# Task goal:
Without including any images, reproduce each entry exactly.
--- BEGIN Supplied data ---
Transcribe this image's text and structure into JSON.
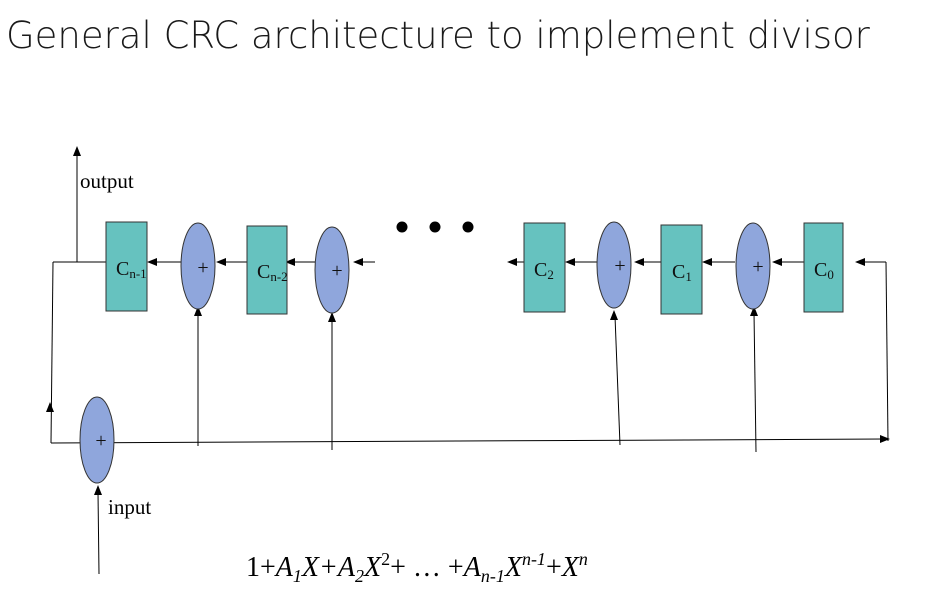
{
  "title": "General CRC architecture to implement divisor",
  "labels": {
    "output": "output",
    "input": "input",
    "xor_symbol": "+"
  },
  "registers": [
    {
      "base": "C",
      "sub": "n-1"
    },
    {
      "base": "C",
      "sub": "n-2"
    },
    {
      "base": "C",
      "sub": "2"
    },
    {
      "base": "C",
      "sub": "1"
    },
    {
      "base": "C",
      "sub": "0"
    }
  ],
  "polynomial": {
    "t0": "1+",
    "a1": "A",
    "a1_sub": "1",
    "x1": "X+",
    "a2": "A",
    "a2_sub": "2",
    "x2": "X",
    "x2_sup": "2",
    "mid": "+ … +",
    "an": "A",
    "an_sub": "n-1",
    "xn1": "X",
    "xn1_sup": "n-1",
    "plus": "+",
    "xn": "X",
    "xn_sup": "n"
  },
  "colors": {
    "register_fill": "#66c2bf",
    "xor_fill": "#8fa6dc"
  }
}
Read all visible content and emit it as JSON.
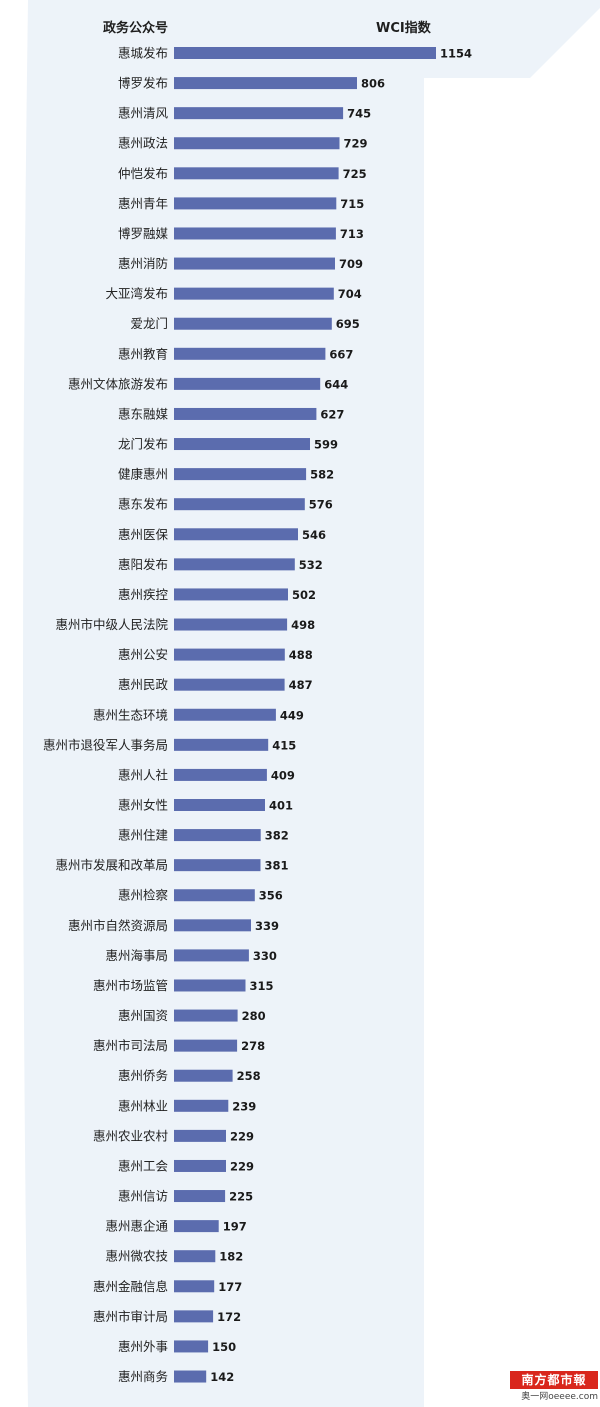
{
  "header": {
    "name_col": "政务公众号",
    "value_col": "WCI指数"
  },
  "colors": {
    "bar": "#5b6cae",
    "background_panel": "#edf3f9",
    "logo_red": "#d9261c"
  },
  "chart_data": {
    "type": "bar",
    "orientation": "horizontal",
    "categories": [
      "惠城发布",
      "博罗发布",
      "惠州清风",
      "惠州政法",
      "仲恺发布",
      "惠州青年",
      "博罗融媒",
      "惠州消防",
      "大亚湾发布",
      "爱龙门",
      "惠州教育",
      "惠州文体旅游发布",
      "惠东融媒",
      "龙门发布",
      "健康惠州",
      "惠东发布",
      "惠州医保",
      "惠阳发布",
      "惠州疾控",
      "惠州市中级人民法院",
      "惠州公安",
      "惠州民政",
      "惠州生态环境",
      "惠州市退役军人事务局",
      "惠州人社",
      "惠州女性",
      "惠州住建",
      "惠州市发展和改革局",
      "惠州检察",
      "惠州市自然资源局",
      "惠州海事局",
      "惠州市场监管",
      "惠州国资",
      "惠州市司法局",
      "惠州侨务",
      "惠州林业",
      "惠州农业农村",
      "惠州工会",
      "惠州信访",
      "惠州惠企通",
      "惠州微农技",
      "惠州金融信息",
      "惠州市审计局",
      "惠州外事",
      "惠州商务"
    ],
    "values": [
      1154,
      806,
      745,
      729,
      725,
      715,
      713,
      709,
      704,
      695,
      667,
      644,
      627,
      599,
      582,
      576,
      546,
      532,
      502,
      498,
      488,
      487,
      449,
      415,
      409,
      401,
      382,
      381,
      356,
      339,
      330,
      315,
      280,
      278,
      258,
      239,
      229,
      229,
      225,
      197,
      182,
      177,
      172,
      150,
      142
    ],
    "xlim": [
      0,
      1154
    ],
    "grid": false,
    "legend": "none"
  },
  "logo": {
    "top_text": "南方都市報",
    "bottom_text": "奥一网oeeee.com"
  }
}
--- END Supplied data ---
# Exercise output:
Transcribe this image's text and structure into JSON.
{
  "title": "General CRC architecture to implement divisor",
  "labels": {
    "output": "output",
    "input": "input",
    "xor_symbol": "+"
  },
  "registers": [
    {
      "base": "C",
      "sub": "n-1"
    },
    {
      "base": "C",
      "sub": "n-2"
    },
    {
      "base": "C",
      "sub": "2"
    },
    {
      "base": "C",
      "sub": "1"
    },
    {
      "base": "C",
      "sub": "0"
    }
  ],
  "polynomial": {
    "t0": "1+",
    "a1": "A",
    "a1_sub": "1",
    "x1": "X+",
    "a2": "A",
    "a2_sub": "2",
    "x2": "X",
    "x2_sup": "2",
    "mid": "+ … +",
    "an": "A",
    "an_sub": "n-1",
    "xn1": "X",
    "xn1_sup": "n-1",
    "plus": "+",
    "xn": "X",
    "xn_sup": "n"
  },
  "colors": {
    "register_fill": "#66c2bf",
    "xor_fill": "#8fa6dc"
  }
}
Read all visible content and emit it as JSON.
{
  "header": {
    "name_col": "政务公众号",
    "value_col": "WCI指数"
  },
  "colors": {
    "bar": "#5b6cae",
    "background_panel": "#edf3f9",
    "logo_red": "#d9261c"
  },
  "chart_data": {
    "type": "bar",
    "orientation": "horizontal",
    "categories": [
      "惠城发布",
      "博罗发布",
      "惠州清风",
      "惠州政法",
      "仲恺发布",
      "惠州青年",
      "博罗融媒",
      "惠州消防",
      "大亚湾发布",
      "爱龙门",
      "惠州教育",
      "惠州文体旅游发布",
      "惠东融媒",
      "龙门发布",
      "健康惠州",
      "惠东发布",
      "惠州医保",
      "惠阳发布",
      "惠州疾控",
      "惠州市中级人民法院",
      "惠州公安",
      "惠州民政",
      "惠州生态环境",
      "惠州市退役军人事务局",
      "惠州人社",
      "惠州女性",
      "惠州住建",
      "惠州市发展和改革局",
      "惠州检察",
      "惠州市自然资源局",
      "惠州海事局",
      "惠州市场监管",
      "惠州国资",
      "惠州市司法局",
      "惠州侨务",
      "惠州林业",
      "惠州农业农村",
      "惠州工会",
      "惠州信访",
      "惠州惠企通",
      "惠州微农技",
      "惠州金融信息",
      "惠州市审计局",
      "惠州外事",
      "惠州商务"
    ],
    "values": [
      1154,
      806,
      745,
      729,
      725,
      715,
      713,
      709,
      704,
      695,
      667,
      644,
      627,
      599,
      582,
      576,
      546,
      532,
      502,
      498,
      488,
      487,
      449,
      415,
      409,
      401,
      382,
      381,
      356,
      339,
      330,
      315,
      280,
      278,
      258,
      239,
      229,
      229,
      225,
      197,
      182,
      177,
      172,
      150,
      142
    ],
    "xlim": [
      0,
      1154
    ],
    "grid": false,
    "legend": "none"
  },
  "logo": {
    "top_text": "南方都市報",
    "bottom_text": "奥一网oeeee.com"
  }
}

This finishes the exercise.